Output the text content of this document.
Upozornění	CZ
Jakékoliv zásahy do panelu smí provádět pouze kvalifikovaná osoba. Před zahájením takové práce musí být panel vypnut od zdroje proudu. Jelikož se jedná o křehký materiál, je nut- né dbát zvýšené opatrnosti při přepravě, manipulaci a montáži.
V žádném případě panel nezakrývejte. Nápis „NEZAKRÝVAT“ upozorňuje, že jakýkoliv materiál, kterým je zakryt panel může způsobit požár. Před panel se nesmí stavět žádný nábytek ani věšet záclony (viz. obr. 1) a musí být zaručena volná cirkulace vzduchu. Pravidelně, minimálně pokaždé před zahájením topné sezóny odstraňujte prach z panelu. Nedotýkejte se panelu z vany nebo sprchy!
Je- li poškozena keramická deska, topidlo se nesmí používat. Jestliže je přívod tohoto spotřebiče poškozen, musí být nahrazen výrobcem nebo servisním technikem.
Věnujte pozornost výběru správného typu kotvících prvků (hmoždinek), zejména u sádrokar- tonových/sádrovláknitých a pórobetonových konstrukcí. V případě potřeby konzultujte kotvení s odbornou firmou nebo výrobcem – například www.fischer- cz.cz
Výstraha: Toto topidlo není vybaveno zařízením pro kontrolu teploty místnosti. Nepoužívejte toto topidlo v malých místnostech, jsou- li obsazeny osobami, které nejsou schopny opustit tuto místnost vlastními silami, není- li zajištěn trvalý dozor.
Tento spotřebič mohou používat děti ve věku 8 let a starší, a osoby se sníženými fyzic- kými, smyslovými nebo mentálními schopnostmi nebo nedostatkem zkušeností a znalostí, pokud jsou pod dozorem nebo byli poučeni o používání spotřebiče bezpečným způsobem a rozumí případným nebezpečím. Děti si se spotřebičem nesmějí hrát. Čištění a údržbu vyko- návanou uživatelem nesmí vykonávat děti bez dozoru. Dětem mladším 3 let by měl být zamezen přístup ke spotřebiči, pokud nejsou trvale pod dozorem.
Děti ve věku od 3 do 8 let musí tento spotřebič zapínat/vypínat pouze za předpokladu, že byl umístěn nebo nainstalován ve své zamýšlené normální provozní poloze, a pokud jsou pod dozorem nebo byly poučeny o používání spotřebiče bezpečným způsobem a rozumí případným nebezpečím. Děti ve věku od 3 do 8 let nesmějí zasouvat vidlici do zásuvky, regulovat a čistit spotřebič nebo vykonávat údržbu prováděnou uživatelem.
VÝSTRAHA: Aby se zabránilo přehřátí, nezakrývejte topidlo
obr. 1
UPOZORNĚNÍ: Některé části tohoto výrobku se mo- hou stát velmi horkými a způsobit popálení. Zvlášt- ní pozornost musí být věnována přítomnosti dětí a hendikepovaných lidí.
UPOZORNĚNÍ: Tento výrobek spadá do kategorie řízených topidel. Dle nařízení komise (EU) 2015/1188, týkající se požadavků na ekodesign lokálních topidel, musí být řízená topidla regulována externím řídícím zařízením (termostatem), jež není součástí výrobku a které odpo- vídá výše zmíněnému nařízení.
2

---

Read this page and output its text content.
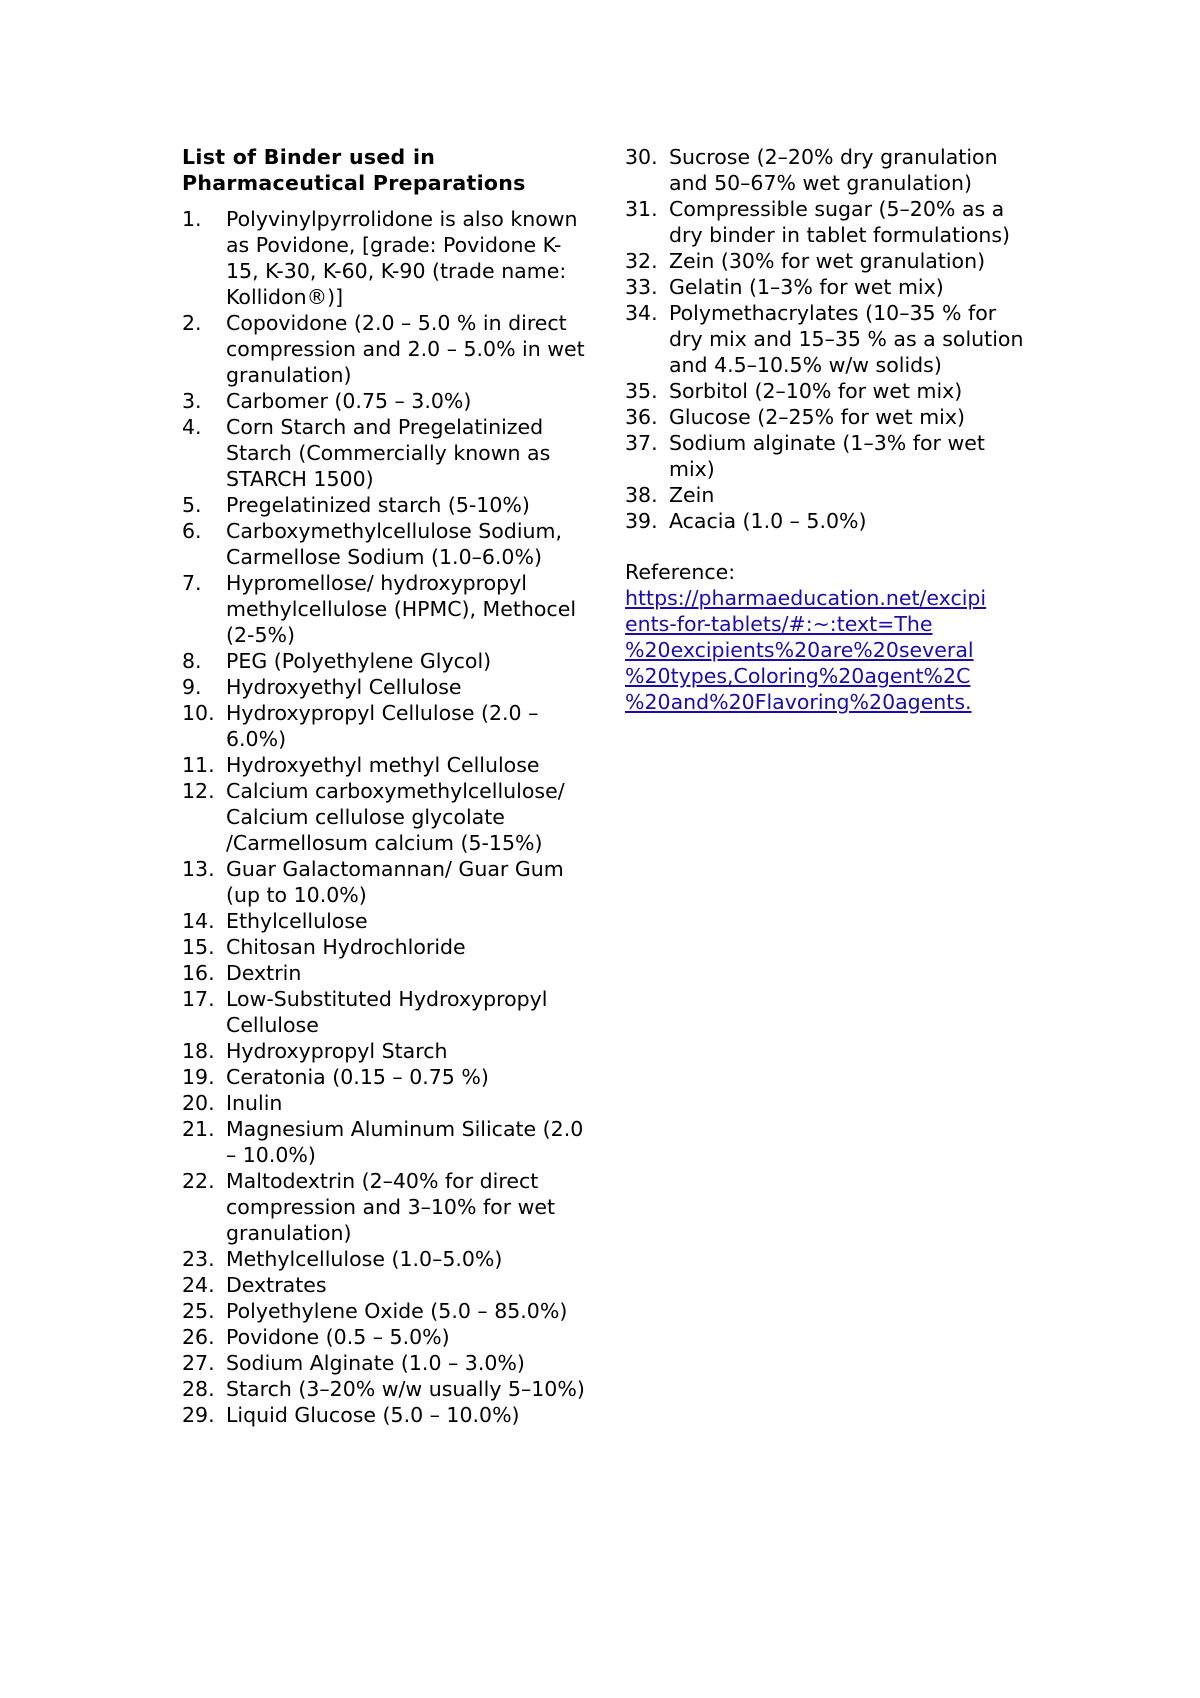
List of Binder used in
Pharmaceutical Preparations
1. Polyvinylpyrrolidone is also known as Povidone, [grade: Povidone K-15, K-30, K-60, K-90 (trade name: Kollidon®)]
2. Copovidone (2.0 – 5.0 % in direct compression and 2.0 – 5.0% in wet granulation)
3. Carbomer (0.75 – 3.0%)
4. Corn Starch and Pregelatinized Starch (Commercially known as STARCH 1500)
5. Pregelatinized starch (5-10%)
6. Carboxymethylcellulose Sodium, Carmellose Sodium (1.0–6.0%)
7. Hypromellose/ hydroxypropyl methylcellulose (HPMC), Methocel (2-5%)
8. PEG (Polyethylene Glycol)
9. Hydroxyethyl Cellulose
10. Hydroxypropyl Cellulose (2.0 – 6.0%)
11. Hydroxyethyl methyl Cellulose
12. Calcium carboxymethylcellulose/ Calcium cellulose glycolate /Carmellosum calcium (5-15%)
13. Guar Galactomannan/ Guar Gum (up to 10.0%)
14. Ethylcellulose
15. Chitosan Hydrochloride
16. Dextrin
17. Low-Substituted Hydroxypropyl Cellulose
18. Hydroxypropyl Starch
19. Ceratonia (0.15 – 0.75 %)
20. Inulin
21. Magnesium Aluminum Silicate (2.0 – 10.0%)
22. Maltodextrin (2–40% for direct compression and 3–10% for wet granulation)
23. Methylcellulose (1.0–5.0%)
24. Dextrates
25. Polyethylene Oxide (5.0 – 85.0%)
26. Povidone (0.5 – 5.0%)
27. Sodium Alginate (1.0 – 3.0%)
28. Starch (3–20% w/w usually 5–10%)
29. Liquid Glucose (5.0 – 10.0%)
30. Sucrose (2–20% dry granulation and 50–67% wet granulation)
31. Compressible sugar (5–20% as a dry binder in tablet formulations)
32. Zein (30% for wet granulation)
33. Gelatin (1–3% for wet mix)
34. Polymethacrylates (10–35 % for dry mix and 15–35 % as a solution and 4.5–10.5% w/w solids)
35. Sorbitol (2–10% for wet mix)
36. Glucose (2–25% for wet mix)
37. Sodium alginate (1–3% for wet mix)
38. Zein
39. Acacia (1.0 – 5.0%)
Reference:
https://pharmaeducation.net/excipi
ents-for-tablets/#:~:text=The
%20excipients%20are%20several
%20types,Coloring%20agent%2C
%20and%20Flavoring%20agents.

• **WRITTEN INSTRUCTION**: From the listing, tally every line with the word "panelu" in it and give only the tally.

• **RESULT**: 2